(What needs to be done):
Scan each line of the records for the word "Decisiones" and extract the ones that have it.

(Data for processing):
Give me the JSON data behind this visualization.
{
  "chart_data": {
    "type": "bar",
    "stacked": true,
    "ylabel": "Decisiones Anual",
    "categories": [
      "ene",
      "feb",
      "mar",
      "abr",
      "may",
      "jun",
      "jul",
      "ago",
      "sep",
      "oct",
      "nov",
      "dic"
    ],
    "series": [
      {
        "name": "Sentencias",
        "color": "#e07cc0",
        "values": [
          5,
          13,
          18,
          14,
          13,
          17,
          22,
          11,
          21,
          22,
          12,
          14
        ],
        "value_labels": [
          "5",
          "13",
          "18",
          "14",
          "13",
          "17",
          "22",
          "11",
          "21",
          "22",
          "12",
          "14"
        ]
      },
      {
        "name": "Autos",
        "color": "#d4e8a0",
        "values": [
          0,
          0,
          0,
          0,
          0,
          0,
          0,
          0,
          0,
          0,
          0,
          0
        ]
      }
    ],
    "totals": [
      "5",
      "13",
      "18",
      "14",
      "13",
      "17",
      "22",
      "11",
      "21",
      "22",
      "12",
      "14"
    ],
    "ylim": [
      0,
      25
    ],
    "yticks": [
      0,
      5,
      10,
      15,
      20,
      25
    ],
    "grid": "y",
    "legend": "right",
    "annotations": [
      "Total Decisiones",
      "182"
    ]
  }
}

(Exercise result):
    "ylabel": "Decisiones Anual",
      "Total Decisiones",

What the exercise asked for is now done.